(The problem) Write out the material exactly, leaving every picture behind.

(Stored dataset items)
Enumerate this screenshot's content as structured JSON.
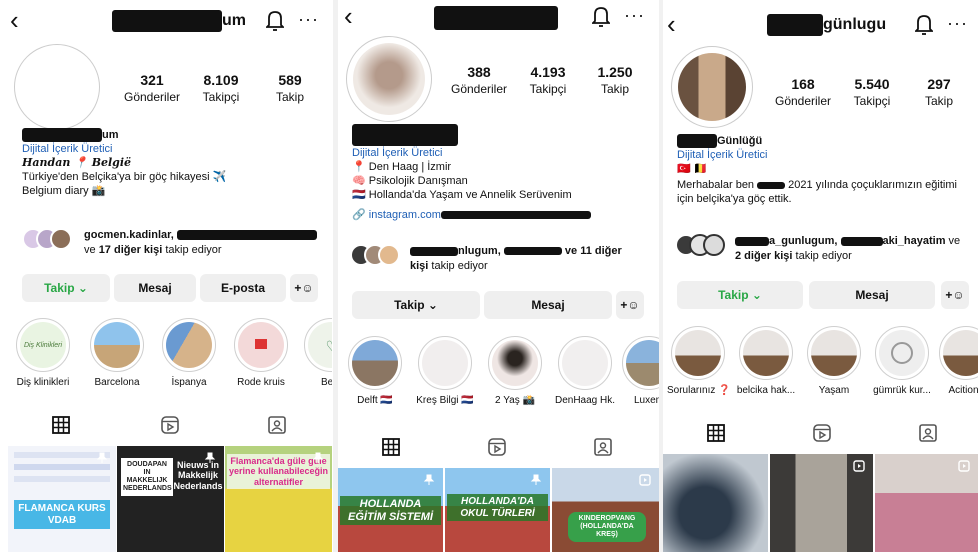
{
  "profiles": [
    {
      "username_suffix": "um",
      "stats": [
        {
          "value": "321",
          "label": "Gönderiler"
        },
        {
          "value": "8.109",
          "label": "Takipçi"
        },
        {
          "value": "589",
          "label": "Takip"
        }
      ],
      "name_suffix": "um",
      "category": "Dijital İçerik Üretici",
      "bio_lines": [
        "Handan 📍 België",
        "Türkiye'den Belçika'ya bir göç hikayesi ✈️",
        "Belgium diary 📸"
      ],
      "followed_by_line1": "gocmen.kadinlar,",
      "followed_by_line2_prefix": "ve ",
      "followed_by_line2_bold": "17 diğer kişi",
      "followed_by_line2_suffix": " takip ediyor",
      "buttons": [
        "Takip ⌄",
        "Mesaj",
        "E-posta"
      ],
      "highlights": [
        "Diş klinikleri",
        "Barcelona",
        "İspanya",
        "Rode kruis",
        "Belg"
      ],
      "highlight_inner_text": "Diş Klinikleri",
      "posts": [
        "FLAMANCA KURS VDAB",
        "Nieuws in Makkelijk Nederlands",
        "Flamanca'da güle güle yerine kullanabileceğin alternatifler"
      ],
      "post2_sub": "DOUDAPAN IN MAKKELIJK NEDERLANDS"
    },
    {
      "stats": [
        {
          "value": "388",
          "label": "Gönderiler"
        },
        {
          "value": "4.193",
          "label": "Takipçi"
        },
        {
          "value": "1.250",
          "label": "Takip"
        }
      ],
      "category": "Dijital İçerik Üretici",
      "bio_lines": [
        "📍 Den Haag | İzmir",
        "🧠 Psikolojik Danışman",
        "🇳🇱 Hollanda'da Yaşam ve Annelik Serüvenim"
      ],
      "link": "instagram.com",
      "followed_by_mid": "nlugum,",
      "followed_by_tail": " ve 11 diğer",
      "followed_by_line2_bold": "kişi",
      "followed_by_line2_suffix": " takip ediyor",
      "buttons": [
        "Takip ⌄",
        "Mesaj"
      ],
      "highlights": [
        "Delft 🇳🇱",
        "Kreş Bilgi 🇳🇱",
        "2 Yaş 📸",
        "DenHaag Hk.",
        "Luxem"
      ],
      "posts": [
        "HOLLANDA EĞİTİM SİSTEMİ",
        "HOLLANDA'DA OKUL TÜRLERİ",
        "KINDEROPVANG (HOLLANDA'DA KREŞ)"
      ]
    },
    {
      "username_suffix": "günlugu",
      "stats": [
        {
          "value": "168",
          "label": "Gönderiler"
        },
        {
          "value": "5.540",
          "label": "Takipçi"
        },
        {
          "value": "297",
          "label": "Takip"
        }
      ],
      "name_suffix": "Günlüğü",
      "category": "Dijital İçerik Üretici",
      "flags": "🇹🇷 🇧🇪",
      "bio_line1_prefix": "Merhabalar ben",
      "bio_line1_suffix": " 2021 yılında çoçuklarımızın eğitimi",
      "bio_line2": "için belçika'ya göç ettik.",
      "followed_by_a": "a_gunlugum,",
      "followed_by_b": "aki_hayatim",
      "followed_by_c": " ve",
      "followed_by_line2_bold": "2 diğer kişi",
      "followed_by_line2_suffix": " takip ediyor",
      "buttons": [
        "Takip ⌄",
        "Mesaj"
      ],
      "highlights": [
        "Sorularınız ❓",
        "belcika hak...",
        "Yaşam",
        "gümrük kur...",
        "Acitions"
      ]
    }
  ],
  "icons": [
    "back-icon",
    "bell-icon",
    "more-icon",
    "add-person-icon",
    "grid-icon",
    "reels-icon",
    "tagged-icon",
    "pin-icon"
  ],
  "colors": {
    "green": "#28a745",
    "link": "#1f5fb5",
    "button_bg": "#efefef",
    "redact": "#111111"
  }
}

(Task response)
Enumerate this screenshot's content as structured JSON.
{
  "profiles": [
    {
      "username_suffix": "um",
      "stats": [
        {
          "value": "321",
          "label": "Gönderiler"
        },
        {
          "value": "8.109",
          "label": "Takipçi"
        },
        {
          "value": "589",
          "label": "Takip"
        }
      ],
      "name_suffix": "um",
      "category": "Dijital İçerik Üretici",
      "bio_lines": [
        "Handan 📍 België",
        "Türkiye'den Belçika'ya bir göç hikayesi ✈️",
        "Belgium diary 📸"
      ],
      "followed_by_line1": "gocmen.kadinlar,",
      "followed_by_line2_prefix": "ve ",
      "followed_by_line2_bold": "17 diğer kişi",
      "followed_by_line2_suffix": " takip ediyor",
      "buttons": [
        "Takip ⌄",
        "Mesaj",
        "E-posta"
      ],
      "highlights": [
        "Diş klinikleri",
        "Barcelona",
        "İspanya",
        "Rode kruis",
        "Belg"
      ],
      "highlight_inner_text": "Diş Klinikleri",
      "posts": [
        "FLAMANCA KURS VDAB",
        "Nieuws in Makkelijk Nederlands",
        "Flamanca'da güle güle yerine kullanabileceğin alternatifler"
      ],
      "post2_sub": "DOUDAPAN IN MAKKELIJK NEDERLANDS"
    },
    {
      "stats": [
        {
          "value": "388",
          "label": "Gönderiler"
        },
        {
          "value": "4.193",
          "label": "Takipçi"
        },
        {
          "value": "1.250",
          "label": "Takip"
        }
      ],
      "category": "Dijital İçerik Üretici",
      "bio_lines": [
        "📍 Den Haag | İzmir",
        "🧠 Psikolojik Danışman",
        "🇳🇱 Hollanda'da Yaşam ve Annelik Serüvenim"
      ],
      "link": "instagram.com",
      "followed_by_mid": "nlugum,",
      "followed_by_tail": " ve 11 diğer",
      "followed_by_line2_bold": "kişi",
      "followed_by_line2_suffix": " takip ediyor",
      "buttons": [
        "Takip ⌄",
        "Mesaj"
      ],
      "highlights": [
        "Delft 🇳🇱",
        "Kreş Bilgi 🇳🇱",
        "2 Yaş 📸",
        "DenHaag Hk.",
        "Luxem"
      ],
      "posts": [
        "HOLLANDA EĞİTİM SİSTEMİ",
        "HOLLANDA'DA OKUL TÜRLERİ",
        "KINDEROPVANG (HOLLANDA'DA KREŞ)"
      ]
    },
    {
      "username_suffix": "günlugu",
      "stats": [
        {
          "value": "168",
          "label": "Gönderiler"
        },
        {
          "value": "5.540",
          "label": "Takipçi"
        },
        {
          "value": "297",
          "label": "Takip"
        }
      ],
      "name_suffix": "Günlüğü",
      "category": "Dijital İçerik Üretici",
      "flags": "🇹🇷 🇧🇪",
      "bio_line1_prefix": "Merhabalar ben",
      "bio_line1_suffix": " 2021 yılında çoçuklarımızın eğitimi",
      "bio_line2": "için belçika'ya göç ettik.",
      "followed_by_a": "a_gunlugum,",
      "followed_by_b": "aki_hayatim",
      "followed_by_c": " ve",
      "followed_by_line2_bold": "2 diğer kişi",
      "followed_by_line2_suffix": " takip ediyor",
      "buttons": [
        "Takip ⌄",
        "Mesaj"
      ],
      "highlights": [
        "Sorularınız ❓",
        "belcika hak...",
        "Yaşam",
        "gümrük kur...",
        "Acitions"
      ]
    }
  ],
  "icons": [
    "back-icon",
    "bell-icon",
    "more-icon",
    "add-person-icon",
    "grid-icon",
    "reels-icon",
    "tagged-icon",
    "pin-icon"
  ],
  "colors": {
    "green": "#28a745",
    "link": "#1f5fb5",
    "button_bg": "#efefef",
    "redact": "#111111"
  }
}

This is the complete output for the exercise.